::: Data for this exercise :::

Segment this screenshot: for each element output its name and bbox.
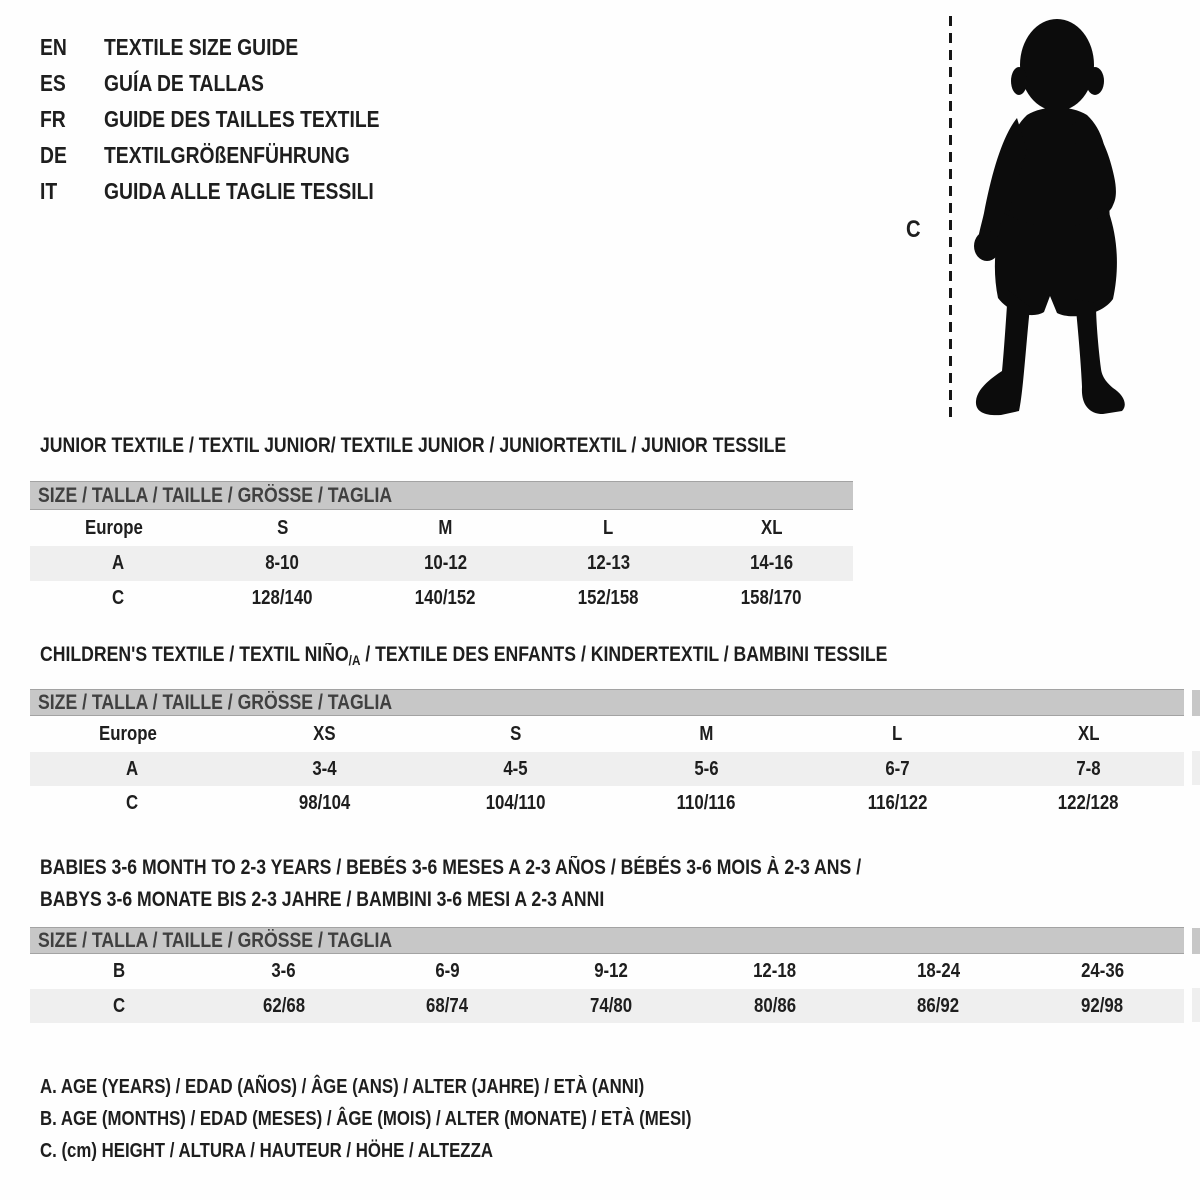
language-title: GUIDA ALLE TAGLIE TESSILI xyxy=(104,177,374,204)
language-code: EN xyxy=(40,33,67,60)
size-cell: 122/128 xyxy=(1058,792,1119,814)
title-subscript: /A xyxy=(348,652,361,668)
table-row-age-years xyxy=(30,546,853,581)
row-label: A xyxy=(126,757,139,780)
size-cell: 18-24 xyxy=(916,960,960,982)
size-cell: M xyxy=(438,516,453,539)
size-header-label: SIZE / TALLA / TAILLE / GRÖSSE / TAGLIA xyxy=(38,690,393,714)
legend-line-a: A. AGE (YEARS) / EDAD (AÑOS) / ÂGE (ANS) / ALTER (JAHRE) / ETÀ (ANNI) xyxy=(40,1075,645,1098)
size-cell: 92/98 xyxy=(1081,994,1124,1017)
language-row-fr xyxy=(40,101,432,137)
toddler-silhouette-image xyxy=(963,15,1135,420)
size-cell: 3-6 xyxy=(271,960,296,982)
size-cell: 98/104 xyxy=(298,792,351,814)
table-row-height-cm xyxy=(30,581,853,616)
language-title: TEXTILE SIZE GUIDE xyxy=(104,33,299,60)
language-code: DE xyxy=(40,141,67,168)
size-cell: 158/170 xyxy=(741,587,802,609)
size-cell: XS xyxy=(313,722,336,745)
legend-line-c: C. (cm) HEIGHT / ALTURA / HAUTEUR / HÖHE / ALTEZZA xyxy=(40,1139,493,1162)
size-cell: 4-5 xyxy=(503,757,528,780)
size-header-bar xyxy=(30,927,1184,954)
size-cell: 68/74 xyxy=(426,994,469,1017)
language-title: GUIDE DES TAILLES TEXTILE xyxy=(104,105,380,132)
language-row-de xyxy=(40,137,432,173)
height-dashed-line xyxy=(949,16,952,417)
table-right-edge-artifact xyxy=(1192,751,1200,785)
size-cell: 14-16 xyxy=(750,552,793,574)
row-label: B xyxy=(112,960,125,982)
babies-section-title: BABIES 3-6 MONTH TO 2-3 YEARS / BEBÉS 3-6 MESES A 2-3 AÑOS / BÉBÉS 3-6 MOIS À 2-3 ANS / BABYS 3-6 MONATE BIS 2-3 JAHRE / BAMBINI 3-6 MESI A 2-3 ANNI xyxy=(40,856,862,911)
row-label: C xyxy=(112,994,125,1017)
size-cell: 24-36 xyxy=(1080,960,1124,982)
size-cell: S xyxy=(276,516,289,539)
junior-section-title: JUNIOR TEXTILE / TEXTIL JUNIOR/ TEXTILE JUNIOR / JUNIORTEXTIL / JUNIOR TESSILE xyxy=(40,434,787,457)
size-cell: 3-4 xyxy=(312,757,337,780)
size-cell: 128/140 xyxy=(252,587,313,609)
size-cell: 5-6 xyxy=(694,757,719,780)
size-cell: M xyxy=(699,722,714,745)
language-code: ES xyxy=(40,69,66,96)
language-code: IT xyxy=(40,177,58,204)
size-cell: 7-8 xyxy=(1076,757,1101,780)
row-label: C xyxy=(126,792,139,814)
size-cell: 86/92 xyxy=(917,994,960,1017)
row-label: A xyxy=(112,552,125,574)
children-section-title: CHILDREN'S TEXTILE / TEXTIL $NIÑO_{/A}$ / TEXTILE DES ENFANTS / KINDERTEXTIL / BAMBINI TESSILE xyxy=(40,643,888,668)
language-title: GUÍA DE TALLAS xyxy=(104,69,264,96)
size-cell: L xyxy=(603,516,614,539)
size-cell: 6-9 xyxy=(435,960,460,982)
row-label: Europe xyxy=(99,722,157,745)
size-cell: 152/158 xyxy=(578,587,639,609)
row-label: Europe xyxy=(85,516,143,539)
language-title-list xyxy=(40,29,432,209)
table-row-height-cm xyxy=(30,786,1184,821)
language-code: FR xyxy=(40,105,66,132)
children-size-table xyxy=(30,689,1184,821)
size-cell: 116/122 xyxy=(867,792,928,814)
size-cell: 12-18 xyxy=(753,960,797,982)
junior-size-table xyxy=(30,481,853,616)
size-header-label: SIZE / TALLA / TAILLE / GRÖSSE / TAGLIA xyxy=(38,928,393,952)
language-row-en xyxy=(40,29,432,65)
size-cell: 110/116 xyxy=(677,792,736,814)
table-row-height-cm xyxy=(30,989,1184,1023)
size-cell: 80/86 xyxy=(753,994,796,1017)
measure-legend xyxy=(40,1071,816,1167)
size-cell: 10-12 xyxy=(424,552,467,574)
table-row-europe xyxy=(30,716,1184,752)
legend-line-b: B. AGE (MONTHS) / EDAD (MESES) / ÂGE (MOIS) / ALTER (MONATE) / ETÀ (MESI) xyxy=(40,1107,692,1130)
table-row-age-years xyxy=(30,752,1184,786)
height-measure-label: C xyxy=(906,216,921,243)
size-header-label: SIZE / TALLA / TAILLE / GRÖSSE / TAGLIA xyxy=(38,483,393,507)
table-row-europe xyxy=(30,510,853,546)
language-title: TEXTILGRÖßENFÜHRUNG xyxy=(104,141,350,168)
size-cell: 9-12 xyxy=(594,960,628,982)
size-cell: S xyxy=(509,722,522,745)
size-cell: 62/68 xyxy=(262,994,305,1017)
size-cell: L xyxy=(892,722,903,745)
size-cell: XL xyxy=(760,516,783,539)
table-right-edge-artifact xyxy=(1192,928,1200,954)
size-header-bar xyxy=(30,481,853,510)
size-cell: 8-10 xyxy=(265,552,300,574)
babies-size-table xyxy=(30,927,1184,1023)
size-cell: XL xyxy=(1077,722,1100,745)
size-cell: 6-7 xyxy=(885,757,910,780)
size-cell: 12-13 xyxy=(587,552,630,574)
size-cell: 74/80 xyxy=(589,994,633,1017)
size-header-bar xyxy=(30,689,1184,716)
language-row-it xyxy=(40,173,432,209)
table-right-edge-artifact xyxy=(1192,690,1200,716)
language-row-es xyxy=(40,65,432,101)
table-row-age-months xyxy=(30,954,1184,989)
row-label: C xyxy=(112,587,125,609)
table-right-edge-artifact xyxy=(1192,988,1200,1022)
size-cell: 140/152 xyxy=(415,587,476,609)
size-cell: 104/110 xyxy=(485,792,546,814)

:::

Please give the lines of the listing above as a numbered list, starting with the line that contains "language-title: GUIDA ALLE" and going on through the line that contains "GRÖSSE / TAGLIA xyxy=(38,690,393,714)", with both of those lines included and any blank lines left out.

1. language-title: GUIDA ALLE TAGLIE TESSILI xyxy=(104,177,374,204)
2. language-code: EN xyxy=(40,33,67,60)
3. size-cell: 122/128 xyxy=(1058,792,1119,814)
4. title-subscript: /A xyxy=(348,652,361,668)
5. table-row-age-years xyxy=(30,546,853,581)
6. row-label: A xyxy=(126,757,139,780)
7. size-cell: 18-24 xyxy=(916,960,960,982)
8. size-cell: M xyxy=(438,516,453,539)
9. size-header-label: SIZE / TALLA / TAILLE / GRÖSSE / TAGLIA xyxy=(38,690,393,714)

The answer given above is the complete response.